WORK TO DO:
The records should be repeated word for word, pictures excluded.
··· DATA EXTRACT
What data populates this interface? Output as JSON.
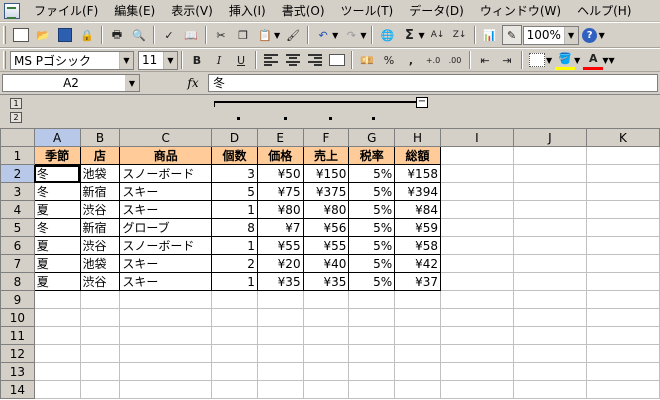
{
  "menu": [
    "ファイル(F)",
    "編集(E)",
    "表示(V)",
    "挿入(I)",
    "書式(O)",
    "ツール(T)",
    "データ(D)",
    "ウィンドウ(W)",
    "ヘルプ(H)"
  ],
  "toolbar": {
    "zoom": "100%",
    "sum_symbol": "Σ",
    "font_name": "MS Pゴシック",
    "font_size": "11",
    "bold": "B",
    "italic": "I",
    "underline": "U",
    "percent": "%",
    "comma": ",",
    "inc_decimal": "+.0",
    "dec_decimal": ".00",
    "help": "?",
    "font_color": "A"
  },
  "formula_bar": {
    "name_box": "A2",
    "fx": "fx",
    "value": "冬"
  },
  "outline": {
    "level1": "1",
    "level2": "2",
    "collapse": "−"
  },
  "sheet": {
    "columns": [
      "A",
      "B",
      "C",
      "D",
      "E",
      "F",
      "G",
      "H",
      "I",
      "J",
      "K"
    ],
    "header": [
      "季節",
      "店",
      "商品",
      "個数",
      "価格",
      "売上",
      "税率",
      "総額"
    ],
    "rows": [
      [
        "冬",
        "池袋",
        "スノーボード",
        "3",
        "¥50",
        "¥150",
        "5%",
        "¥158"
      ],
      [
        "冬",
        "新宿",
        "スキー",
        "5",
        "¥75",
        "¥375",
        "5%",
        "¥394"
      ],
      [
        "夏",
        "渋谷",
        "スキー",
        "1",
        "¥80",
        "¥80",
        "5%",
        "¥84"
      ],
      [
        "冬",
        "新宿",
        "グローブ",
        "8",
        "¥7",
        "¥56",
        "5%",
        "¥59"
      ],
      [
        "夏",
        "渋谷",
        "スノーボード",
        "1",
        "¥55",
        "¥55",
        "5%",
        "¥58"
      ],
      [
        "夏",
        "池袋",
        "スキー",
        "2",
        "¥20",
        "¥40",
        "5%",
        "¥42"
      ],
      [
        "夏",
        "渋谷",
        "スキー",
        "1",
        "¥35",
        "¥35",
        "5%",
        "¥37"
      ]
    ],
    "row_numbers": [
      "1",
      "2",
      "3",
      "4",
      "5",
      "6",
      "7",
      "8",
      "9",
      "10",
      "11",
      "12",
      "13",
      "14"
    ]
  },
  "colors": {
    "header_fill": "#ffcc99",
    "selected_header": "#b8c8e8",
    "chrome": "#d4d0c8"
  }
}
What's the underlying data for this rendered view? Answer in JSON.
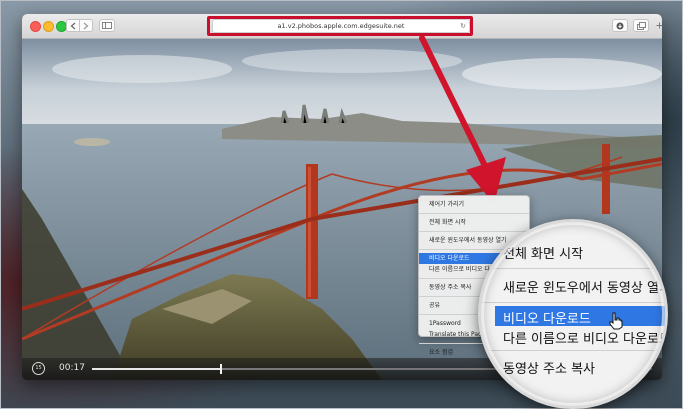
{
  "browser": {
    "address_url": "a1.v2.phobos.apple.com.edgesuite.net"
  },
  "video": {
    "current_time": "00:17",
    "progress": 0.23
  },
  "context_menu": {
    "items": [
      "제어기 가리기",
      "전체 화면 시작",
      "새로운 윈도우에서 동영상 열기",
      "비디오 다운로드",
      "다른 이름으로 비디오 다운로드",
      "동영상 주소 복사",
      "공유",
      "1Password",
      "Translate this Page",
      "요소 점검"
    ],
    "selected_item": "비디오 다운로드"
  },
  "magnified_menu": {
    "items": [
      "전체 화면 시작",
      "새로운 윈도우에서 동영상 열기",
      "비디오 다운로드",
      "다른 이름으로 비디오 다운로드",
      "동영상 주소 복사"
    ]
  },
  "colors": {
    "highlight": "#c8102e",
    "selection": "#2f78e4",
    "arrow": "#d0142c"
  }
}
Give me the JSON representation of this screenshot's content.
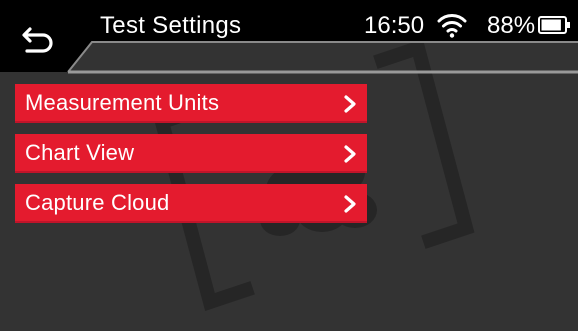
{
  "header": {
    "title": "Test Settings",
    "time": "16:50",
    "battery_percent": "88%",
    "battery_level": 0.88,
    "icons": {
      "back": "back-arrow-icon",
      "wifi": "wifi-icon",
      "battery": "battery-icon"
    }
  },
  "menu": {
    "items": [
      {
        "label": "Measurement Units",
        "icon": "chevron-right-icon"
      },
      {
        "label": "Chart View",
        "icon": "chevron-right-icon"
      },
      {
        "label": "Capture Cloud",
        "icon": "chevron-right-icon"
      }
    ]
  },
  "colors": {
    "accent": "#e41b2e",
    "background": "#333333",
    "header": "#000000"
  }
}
······
RESULT OF THE EXERCISE:
What data populates this interface? Output as JSON.
{
  "menu": [
    "ファイル(F)",
    "編集(E)",
    "表示(V)",
    "挿入(I)",
    "書式(O)",
    "ツール(T)",
    "データ(D)",
    "ウィンドウ(W)",
    "ヘルプ(H)"
  ],
  "toolbar": {
    "zoom": "100%",
    "sum_symbol": "Σ",
    "font_name": "MS Pゴシック",
    "font_size": "11",
    "bold": "B",
    "italic": "I",
    "underline": "U",
    "percent": "%",
    "comma": ",",
    "inc_decimal": "+.0",
    "dec_decimal": ".00",
    "help": "?",
    "font_color": "A"
  },
  "formula_bar": {
    "name_box": "A2",
    "fx": "fx",
    "value": "冬"
  },
  "outline": {
    "level1": "1",
    "level2": "2",
    "collapse": "−"
  },
  "sheet": {
    "columns": [
      "A",
      "B",
      "C",
      "D",
      "E",
      "F",
      "G",
      "H",
      "I",
      "J",
      "K"
    ],
    "header": [
      "季節",
      "店",
      "商品",
      "個数",
      "価格",
      "売上",
      "税率",
      "総額"
    ],
    "rows": [
      [
        "冬",
        "池袋",
        "スノーボード",
        "3",
        "¥50",
        "¥150",
        "5%",
        "¥158"
      ],
      [
        "冬",
        "新宿",
        "スキー",
        "5",
        "¥75",
        "¥375",
        "5%",
        "¥394"
      ],
      [
        "夏",
        "渋谷",
        "スキー",
        "1",
        "¥80",
        "¥80",
        "5%",
        "¥84"
      ],
      [
        "冬",
        "新宿",
        "グローブ",
        "8",
        "¥7",
        "¥56",
        "5%",
        "¥59"
      ],
      [
        "夏",
        "渋谷",
        "スノーボード",
        "1",
        "¥55",
        "¥55",
        "5%",
        "¥58"
      ],
      [
        "夏",
        "池袋",
        "スキー",
        "2",
        "¥20",
        "¥40",
        "5%",
        "¥42"
      ],
      [
        "夏",
        "渋谷",
        "スキー",
        "1",
        "¥35",
        "¥35",
        "5%",
        "¥37"
      ]
    ],
    "row_numbers": [
      "1",
      "2",
      "3",
      "4",
      "5",
      "6",
      "7",
      "8",
      "9",
      "10",
      "11",
      "12",
      "13",
      "14"
    ]
  },
  "colors": {
    "header_fill": "#ffcc99",
    "selected_header": "#b8c8e8",
    "chrome": "#d4d0c8"
  }
}
What's the underlying data for this rendered view? Answer in JSON.
{
  "browser": {
    "address_url": "a1.v2.phobos.apple.com.edgesuite.net"
  },
  "video": {
    "current_time": "00:17",
    "progress": 0.23
  },
  "context_menu": {
    "items": [
      "제어기 가리기",
      "전체 화면 시작",
      "새로운 윈도우에서 동영상 열기",
      "비디오 다운로드",
      "다른 이름으로 비디오 다운로드",
      "동영상 주소 복사",
      "공유",
      "1Password",
      "Translate this Page",
      "요소 점검"
    ],
    "selected_item": "비디오 다운로드"
  },
  "magnified_menu": {
    "items": [
      "전체 화면 시작",
      "새로운 윈도우에서 동영상 열기",
      "비디오 다운로드",
      "다른 이름으로 비디오 다운로드",
      "동영상 주소 복사"
    ]
  },
  "colors": {
    "highlight": "#c8102e",
    "selection": "#2f78e4",
    "arrow": "#d0142c"
  }
}
Give me the JSON representation of this screenshot's content.
{
  "header": {
    "title": "Test Settings",
    "time": "16:50",
    "battery_percent": "88%",
    "battery_level": 0.88,
    "icons": {
      "back": "back-arrow-icon",
      "wifi": "wifi-icon",
      "battery": "battery-icon"
    }
  },
  "menu": {
    "items": [
      {
        "label": "Measurement Units",
        "icon": "chevron-right-icon"
      },
      {
        "label": "Chart View",
        "icon": "chevron-right-icon"
      },
      {
        "label": "Capture Cloud",
        "icon": "chevron-right-icon"
      }
    ]
  },
  "colors": {
    "accent": "#e41b2e",
    "background": "#333333",
    "header": "#000000"
  }
}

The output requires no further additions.